Problem set —
1. Answer these questions using the code review notes:
(a) What new names were chosen for res and preres?
(b) What should be specified for an ArrayList whenever possible?
(c) Which expression is a loop invariant that can be moved from the middle loop into the outer one?
2. Reproduce the code review notes word for word, everything from "It would be" down to "and nextResults, respectively.".

Document passage —
──────────

It would be more obvious that preres is a temporary variable if you scoped it properly. Both res and preres could be named better — I've chosen results and nextResults, respectively.

Whenever possible, you should specify the initial capacity of an ArrayList. The penalty for underestimating can be rather severe, as it requires reallocating and copying existing results.

digits.charAt(i) is a loop invariant that can be moved from the middle loop into the outer one.

All loops should have braces. Omitting them is bad practice and will cause maintenance-induced bugs.

──────────

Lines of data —

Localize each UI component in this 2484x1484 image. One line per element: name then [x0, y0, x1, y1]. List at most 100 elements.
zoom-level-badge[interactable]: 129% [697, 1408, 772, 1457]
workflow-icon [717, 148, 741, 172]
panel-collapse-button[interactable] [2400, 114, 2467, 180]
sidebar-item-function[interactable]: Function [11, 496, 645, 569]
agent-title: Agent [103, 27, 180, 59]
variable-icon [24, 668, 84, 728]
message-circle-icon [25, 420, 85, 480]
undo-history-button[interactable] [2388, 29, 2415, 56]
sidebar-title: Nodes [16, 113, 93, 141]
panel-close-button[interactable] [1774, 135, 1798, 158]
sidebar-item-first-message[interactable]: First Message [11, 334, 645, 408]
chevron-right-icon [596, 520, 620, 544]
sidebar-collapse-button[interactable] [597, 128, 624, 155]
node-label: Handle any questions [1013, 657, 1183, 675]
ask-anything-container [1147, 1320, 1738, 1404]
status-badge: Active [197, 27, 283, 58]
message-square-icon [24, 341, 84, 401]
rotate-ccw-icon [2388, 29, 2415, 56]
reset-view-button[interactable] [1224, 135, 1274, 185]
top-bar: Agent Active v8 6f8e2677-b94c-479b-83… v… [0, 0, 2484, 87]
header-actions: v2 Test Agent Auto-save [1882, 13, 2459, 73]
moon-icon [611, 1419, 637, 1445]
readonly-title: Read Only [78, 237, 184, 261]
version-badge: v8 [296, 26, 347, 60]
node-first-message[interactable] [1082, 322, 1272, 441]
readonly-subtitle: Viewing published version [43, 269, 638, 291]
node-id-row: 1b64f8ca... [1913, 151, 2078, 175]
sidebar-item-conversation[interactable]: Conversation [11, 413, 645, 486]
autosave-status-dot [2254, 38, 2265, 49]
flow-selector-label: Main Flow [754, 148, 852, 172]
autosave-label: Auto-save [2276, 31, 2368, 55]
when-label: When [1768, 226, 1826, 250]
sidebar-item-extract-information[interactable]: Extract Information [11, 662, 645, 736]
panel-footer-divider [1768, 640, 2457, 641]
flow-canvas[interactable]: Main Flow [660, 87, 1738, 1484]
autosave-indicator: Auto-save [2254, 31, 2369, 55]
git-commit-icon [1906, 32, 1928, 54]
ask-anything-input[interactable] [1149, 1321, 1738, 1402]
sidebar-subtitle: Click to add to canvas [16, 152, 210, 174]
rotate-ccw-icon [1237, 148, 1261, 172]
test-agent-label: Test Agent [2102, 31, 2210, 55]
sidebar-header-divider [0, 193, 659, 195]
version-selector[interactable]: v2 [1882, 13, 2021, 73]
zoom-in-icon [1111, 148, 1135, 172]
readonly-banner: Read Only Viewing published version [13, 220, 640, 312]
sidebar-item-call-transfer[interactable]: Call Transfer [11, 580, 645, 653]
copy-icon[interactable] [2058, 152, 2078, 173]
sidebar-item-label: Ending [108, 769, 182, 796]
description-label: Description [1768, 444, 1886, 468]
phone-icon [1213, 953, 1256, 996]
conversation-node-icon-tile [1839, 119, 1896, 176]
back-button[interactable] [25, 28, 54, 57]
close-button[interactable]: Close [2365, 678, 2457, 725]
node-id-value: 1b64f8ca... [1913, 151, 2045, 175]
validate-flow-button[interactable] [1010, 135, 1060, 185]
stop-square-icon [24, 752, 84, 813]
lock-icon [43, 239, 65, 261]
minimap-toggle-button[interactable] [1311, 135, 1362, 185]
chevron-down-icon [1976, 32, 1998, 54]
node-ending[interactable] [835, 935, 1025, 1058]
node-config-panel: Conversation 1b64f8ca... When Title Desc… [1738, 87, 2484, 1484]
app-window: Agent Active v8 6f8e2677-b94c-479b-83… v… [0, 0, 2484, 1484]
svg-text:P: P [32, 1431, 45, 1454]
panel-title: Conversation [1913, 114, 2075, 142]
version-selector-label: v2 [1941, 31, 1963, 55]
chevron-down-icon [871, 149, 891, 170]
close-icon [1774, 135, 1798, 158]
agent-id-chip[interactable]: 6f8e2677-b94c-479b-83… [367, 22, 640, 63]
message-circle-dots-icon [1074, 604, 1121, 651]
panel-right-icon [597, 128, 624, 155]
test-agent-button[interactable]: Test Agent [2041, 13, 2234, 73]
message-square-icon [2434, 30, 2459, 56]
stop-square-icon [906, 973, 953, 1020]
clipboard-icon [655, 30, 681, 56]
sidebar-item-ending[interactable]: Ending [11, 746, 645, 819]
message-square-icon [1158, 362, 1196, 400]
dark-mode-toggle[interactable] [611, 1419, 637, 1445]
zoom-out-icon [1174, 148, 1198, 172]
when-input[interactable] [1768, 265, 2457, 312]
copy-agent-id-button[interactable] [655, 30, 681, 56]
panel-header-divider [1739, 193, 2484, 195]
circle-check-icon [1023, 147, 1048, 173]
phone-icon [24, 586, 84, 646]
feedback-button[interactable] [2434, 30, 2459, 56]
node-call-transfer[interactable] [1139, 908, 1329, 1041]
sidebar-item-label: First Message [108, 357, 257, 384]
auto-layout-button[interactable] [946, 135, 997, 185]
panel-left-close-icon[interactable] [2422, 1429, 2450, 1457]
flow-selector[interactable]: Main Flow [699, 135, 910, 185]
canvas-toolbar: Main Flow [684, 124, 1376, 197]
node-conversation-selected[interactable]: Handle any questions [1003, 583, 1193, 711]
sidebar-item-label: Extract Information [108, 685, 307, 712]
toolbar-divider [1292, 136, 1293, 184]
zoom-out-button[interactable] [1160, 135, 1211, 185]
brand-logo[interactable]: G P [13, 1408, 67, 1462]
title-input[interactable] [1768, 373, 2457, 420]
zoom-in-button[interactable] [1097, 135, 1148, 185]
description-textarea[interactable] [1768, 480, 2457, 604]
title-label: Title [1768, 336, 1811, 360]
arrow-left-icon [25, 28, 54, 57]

──────────

Results of the tasks —
1.
(a) results and nextResults
(b) Its initial capacity
(c) digits.charAt(i)

2.
It would be more obvious that preres is a temporary variable if you scoped it properly. Both res and preres could be named better — I've chosen results and nextResults, respectively.